* _WRITTEN TASK_
Collect every line below that contains the word "Javascript".

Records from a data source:
§ §
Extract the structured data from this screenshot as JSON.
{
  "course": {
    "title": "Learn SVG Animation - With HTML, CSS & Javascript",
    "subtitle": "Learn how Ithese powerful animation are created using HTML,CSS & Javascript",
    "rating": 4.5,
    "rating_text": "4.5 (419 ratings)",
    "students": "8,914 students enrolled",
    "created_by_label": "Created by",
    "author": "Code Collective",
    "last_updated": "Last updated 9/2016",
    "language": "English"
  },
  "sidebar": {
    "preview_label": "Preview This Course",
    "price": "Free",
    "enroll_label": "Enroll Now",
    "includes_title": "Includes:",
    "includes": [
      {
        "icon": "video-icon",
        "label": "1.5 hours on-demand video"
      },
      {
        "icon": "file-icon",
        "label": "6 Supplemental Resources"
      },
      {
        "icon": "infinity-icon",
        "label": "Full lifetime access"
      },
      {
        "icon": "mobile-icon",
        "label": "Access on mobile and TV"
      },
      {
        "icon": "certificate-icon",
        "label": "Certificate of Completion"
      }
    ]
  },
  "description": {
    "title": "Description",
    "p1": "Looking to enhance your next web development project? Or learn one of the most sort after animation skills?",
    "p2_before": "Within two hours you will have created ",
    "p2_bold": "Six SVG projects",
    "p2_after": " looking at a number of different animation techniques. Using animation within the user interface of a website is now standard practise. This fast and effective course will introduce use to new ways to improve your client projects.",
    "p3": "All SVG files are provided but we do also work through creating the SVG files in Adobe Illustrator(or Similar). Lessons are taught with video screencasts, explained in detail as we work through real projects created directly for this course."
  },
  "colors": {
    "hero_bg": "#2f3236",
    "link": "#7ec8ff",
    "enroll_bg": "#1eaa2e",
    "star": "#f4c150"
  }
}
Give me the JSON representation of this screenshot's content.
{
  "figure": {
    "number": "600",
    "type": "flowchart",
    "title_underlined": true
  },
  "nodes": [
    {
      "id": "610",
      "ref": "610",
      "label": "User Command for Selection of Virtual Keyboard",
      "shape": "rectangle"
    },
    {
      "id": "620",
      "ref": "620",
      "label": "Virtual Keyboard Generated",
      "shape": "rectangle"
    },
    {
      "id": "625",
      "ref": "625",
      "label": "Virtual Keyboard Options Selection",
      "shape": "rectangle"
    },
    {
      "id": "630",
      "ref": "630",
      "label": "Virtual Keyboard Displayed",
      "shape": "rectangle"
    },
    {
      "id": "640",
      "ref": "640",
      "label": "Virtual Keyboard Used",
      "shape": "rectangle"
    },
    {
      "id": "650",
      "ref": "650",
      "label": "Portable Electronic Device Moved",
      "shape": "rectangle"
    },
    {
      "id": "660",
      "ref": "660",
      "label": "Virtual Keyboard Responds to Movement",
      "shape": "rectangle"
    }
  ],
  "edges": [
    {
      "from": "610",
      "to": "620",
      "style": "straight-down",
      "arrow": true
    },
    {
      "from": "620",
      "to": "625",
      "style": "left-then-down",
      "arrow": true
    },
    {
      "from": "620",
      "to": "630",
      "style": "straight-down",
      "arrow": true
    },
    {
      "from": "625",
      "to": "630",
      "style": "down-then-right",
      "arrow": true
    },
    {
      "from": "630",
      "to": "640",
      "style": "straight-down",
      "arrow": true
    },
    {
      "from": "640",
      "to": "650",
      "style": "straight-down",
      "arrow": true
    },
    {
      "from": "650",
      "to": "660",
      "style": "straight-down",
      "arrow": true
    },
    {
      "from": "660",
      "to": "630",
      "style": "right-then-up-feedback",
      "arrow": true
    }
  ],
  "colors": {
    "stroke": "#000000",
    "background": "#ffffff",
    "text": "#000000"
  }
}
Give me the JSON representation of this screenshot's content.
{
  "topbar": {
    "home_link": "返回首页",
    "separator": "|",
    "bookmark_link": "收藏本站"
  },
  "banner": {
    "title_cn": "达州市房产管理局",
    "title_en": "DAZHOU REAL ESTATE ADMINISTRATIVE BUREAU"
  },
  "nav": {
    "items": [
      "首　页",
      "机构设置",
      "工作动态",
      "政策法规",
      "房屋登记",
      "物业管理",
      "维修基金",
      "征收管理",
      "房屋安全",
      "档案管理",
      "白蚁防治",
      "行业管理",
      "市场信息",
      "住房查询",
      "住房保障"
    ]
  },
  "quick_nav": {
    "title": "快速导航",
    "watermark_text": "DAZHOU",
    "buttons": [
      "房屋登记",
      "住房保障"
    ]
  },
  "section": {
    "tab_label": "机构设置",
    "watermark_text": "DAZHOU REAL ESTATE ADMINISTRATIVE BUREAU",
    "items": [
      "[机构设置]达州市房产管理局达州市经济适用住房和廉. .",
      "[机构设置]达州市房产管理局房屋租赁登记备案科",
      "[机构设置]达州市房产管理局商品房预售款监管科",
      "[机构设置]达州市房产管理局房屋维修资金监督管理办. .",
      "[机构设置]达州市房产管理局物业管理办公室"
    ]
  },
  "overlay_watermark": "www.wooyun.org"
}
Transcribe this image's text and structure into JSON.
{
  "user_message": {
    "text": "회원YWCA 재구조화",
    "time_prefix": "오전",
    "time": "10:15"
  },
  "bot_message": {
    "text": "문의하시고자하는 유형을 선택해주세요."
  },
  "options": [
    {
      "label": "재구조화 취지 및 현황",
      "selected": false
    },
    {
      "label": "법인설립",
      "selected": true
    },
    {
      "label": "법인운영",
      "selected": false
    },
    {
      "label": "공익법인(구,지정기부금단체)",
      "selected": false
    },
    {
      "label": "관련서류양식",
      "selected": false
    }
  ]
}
§ §
* _TASK OUTPUT_
    "title": "Learn SVG Animation - With HTML, CSS & Javascript",
    "subtitle": "Learn how Ithese powerful animation are created using HTML,CSS & Javascript",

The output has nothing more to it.